DIRECTIONS — Copy out every item below, swapping "legend-swatch-marker" for "legend-marker" and leaving everything else the same.

RECORDED DATA —
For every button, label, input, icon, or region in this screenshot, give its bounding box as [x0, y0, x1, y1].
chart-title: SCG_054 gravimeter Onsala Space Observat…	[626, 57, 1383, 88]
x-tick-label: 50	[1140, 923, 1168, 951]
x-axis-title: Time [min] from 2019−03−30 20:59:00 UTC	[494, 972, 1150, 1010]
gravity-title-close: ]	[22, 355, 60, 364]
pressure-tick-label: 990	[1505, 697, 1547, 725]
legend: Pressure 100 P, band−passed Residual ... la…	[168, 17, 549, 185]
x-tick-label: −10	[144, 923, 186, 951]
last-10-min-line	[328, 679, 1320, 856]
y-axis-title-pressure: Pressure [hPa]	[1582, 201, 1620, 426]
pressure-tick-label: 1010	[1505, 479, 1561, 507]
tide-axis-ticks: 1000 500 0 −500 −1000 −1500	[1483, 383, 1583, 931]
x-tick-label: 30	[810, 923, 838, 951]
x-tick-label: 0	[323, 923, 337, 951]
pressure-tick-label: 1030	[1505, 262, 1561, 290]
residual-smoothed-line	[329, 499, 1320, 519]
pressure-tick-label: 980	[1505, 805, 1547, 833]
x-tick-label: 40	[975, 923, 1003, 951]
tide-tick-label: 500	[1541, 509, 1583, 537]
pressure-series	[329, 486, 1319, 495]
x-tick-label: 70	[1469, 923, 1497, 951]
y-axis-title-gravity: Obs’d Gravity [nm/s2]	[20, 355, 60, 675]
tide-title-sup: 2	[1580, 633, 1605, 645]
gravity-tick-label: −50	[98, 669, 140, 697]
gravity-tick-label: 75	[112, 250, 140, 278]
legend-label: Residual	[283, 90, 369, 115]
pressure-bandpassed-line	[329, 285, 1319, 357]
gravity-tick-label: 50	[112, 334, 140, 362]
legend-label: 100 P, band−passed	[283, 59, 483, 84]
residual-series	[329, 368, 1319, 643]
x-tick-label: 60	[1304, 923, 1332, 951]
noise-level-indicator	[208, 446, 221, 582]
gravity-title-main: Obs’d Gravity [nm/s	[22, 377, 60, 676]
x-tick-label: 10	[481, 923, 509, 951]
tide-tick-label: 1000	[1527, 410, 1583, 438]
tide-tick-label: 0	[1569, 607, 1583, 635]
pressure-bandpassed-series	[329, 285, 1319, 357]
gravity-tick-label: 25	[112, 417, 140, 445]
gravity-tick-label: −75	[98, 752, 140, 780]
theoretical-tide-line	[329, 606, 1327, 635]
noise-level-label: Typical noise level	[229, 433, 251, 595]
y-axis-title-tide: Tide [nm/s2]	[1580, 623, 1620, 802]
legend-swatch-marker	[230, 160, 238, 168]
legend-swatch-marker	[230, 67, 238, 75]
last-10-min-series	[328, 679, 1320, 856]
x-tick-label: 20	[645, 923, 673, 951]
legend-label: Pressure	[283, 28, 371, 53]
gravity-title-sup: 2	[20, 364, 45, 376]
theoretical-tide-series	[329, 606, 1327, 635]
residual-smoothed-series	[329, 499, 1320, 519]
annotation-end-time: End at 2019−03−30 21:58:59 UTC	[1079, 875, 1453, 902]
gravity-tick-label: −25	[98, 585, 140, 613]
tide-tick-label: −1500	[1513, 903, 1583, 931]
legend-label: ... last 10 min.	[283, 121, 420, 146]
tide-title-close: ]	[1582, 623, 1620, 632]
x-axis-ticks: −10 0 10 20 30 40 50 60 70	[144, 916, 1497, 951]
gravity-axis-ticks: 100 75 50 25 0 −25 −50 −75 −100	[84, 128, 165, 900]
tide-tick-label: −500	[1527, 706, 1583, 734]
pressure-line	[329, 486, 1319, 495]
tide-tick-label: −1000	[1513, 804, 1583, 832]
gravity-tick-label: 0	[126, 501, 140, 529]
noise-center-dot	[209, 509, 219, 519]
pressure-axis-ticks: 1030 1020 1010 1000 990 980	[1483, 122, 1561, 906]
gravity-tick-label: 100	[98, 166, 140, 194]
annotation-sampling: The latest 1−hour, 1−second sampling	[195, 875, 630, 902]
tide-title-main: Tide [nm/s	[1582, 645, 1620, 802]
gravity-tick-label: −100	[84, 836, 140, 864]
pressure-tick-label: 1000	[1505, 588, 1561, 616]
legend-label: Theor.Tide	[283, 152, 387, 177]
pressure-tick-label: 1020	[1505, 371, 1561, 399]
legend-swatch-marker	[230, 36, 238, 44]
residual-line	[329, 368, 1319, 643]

FULL RESPONSE —
For every button, label, input, icon, or region in this screenshot, give its bounding box as [x0, y0, x1, y1].
chart-title: SCG_054 gravimeter Onsala Space Observat…	[626, 57, 1383, 88]
x-tick-label: 50	[1140, 923, 1168, 951]
x-axis-title: Time [min] from 2019−03−30 20:59:00 UTC	[494, 972, 1150, 1010]
gravity-title-close: ]	[22, 355, 60, 364]
pressure-tick-label: 990	[1505, 697, 1547, 725]
legend: Pressure 100 P, band−passed Residual ... la…	[168, 17, 549, 185]
x-tick-label: −10	[144, 923, 186, 951]
last-10-min-line	[328, 679, 1320, 856]
y-axis-title-pressure: Pressure [hPa]	[1582, 201, 1620, 426]
pressure-tick-label: 1010	[1505, 479, 1561, 507]
tide-axis-ticks: 1000 500 0 −500 −1000 −1500	[1483, 383, 1583, 931]
x-tick-label: 30	[810, 923, 838, 951]
x-tick-label: 0	[323, 923, 337, 951]
pressure-tick-label: 1030	[1505, 262, 1561, 290]
residual-smoothed-line	[329, 499, 1320, 519]
pressure-tick-label: 980	[1505, 805, 1547, 833]
x-tick-label: 40	[975, 923, 1003, 951]
tide-tick-label: 500	[1541, 509, 1583, 537]
pressure-series	[329, 486, 1319, 495]
x-tick-label: 70	[1469, 923, 1497, 951]
y-axis-title-gravity: Obs’d Gravity [nm/s2]	[20, 355, 60, 675]
tide-title-sup: 2	[1580, 633, 1605, 645]
gravity-tick-label: −50	[98, 669, 140, 697]
gravity-tick-label: 75	[112, 250, 140, 278]
legend-label: Residual	[283, 90, 369, 115]
pressure-bandpassed-line	[329, 285, 1319, 357]
gravity-tick-label: 50	[112, 334, 140, 362]
legend-label: 100 P, band−passed	[283, 59, 483, 84]
residual-series	[329, 368, 1319, 643]
x-tick-label: 60	[1304, 923, 1332, 951]
noise-level-indicator	[208, 446, 221, 582]
gravity-title-main: Obs’d Gravity [nm/s	[22, 377, 60, 676]
x-tick-label: 10	[481, 923, 509, 951]
tide-tick-label: 1000	[1527, 410, 1583, 438]
tide-tick-label: 0	[1569, 607, 1583, 635]
pressure-bandpassed-series	[329, 285, 1319, 357]
gravity-tick-label: 25	[112, 417, 140, 445]
gravity-tick-label: −75	[98, 752, 140, 780]
theoretical-tide-line	[329, 606, 1327, 635]
noise-level-label: Typical noise level	[229, 433, 251, 595]
y-axis-title-tide: Tide [nm/s2]	[1580, 623, 1620, 802]
legend-marker	[230, 160, 238, 168]
legend-marker	[230, 67, 238, 75]
last-10-min-series	[328, 679, 1320, 856]
x-tick-label: 20	[645, 923, 673, 951]
legend-label: Pressure	[283, 28, 371, 53]
gravity-title-sup: 2	[20, 364, 45, 376]
theoretical-tide-series	[329, 606, 1327, 635]
residual-smoothed-series	[329, 499, 1320, 519]
annotation-end-time: End at 2019−03−30 21:58:59 UTC	[1079, 875, 1453, 902]
gravity-tick-label: −25	[98, 585, 140, 613]
tide-tick-label: −1500	[1513, 903, 1583, 931]
legend-label: ... last 10 min.	[283, 121, 420, 146]
tide-title-close: ]	[1582, 623, 1620, 632]
x-axis-ticks: −10 0 10 20 30 40 50 60 70	[144, 916, 1497, 951]
gravity-axis-ticks: 100 75 50 25 0 −25 −50 −75 −100	[84, 128, 165, 900]
tide-tick-label: −500	[1527, 706, 1583, 734]
pressure-line	[329, 486, 1319, 495]
tide-tick-label: −1000	[1513, 804, 1583, 832]
gravity-tick-label: 0	[126, 501, 140, 529]
noise-center-dot	[209, 509, 219, 519]
pressure-axis-ticks: 1030 1020 1010 1000 990 980	[1483, 122, 1561, 906]
gravity-tick-label: 100	[98, 166, 140, 194]
annotation-sampling: The latest 1−hour, 1−second sampling	[195, 875, 630, 902]
tide-title-main: Tide [nm/s	[1582, 645, 1620, 802]
gravity-tick-label: −100	[84, 836, 140, 864]
pressure-tick-label: 1000	[1505, 588, 1561, 616]
legend-label: Theor.Tide	[283, 152, 387, 177]
pressure-tick-label: 1020	[1505, 371, 1561, 399]
legend-marker	[230, 36, 238, 44]
residual-line	[329, 368, 1319, 643]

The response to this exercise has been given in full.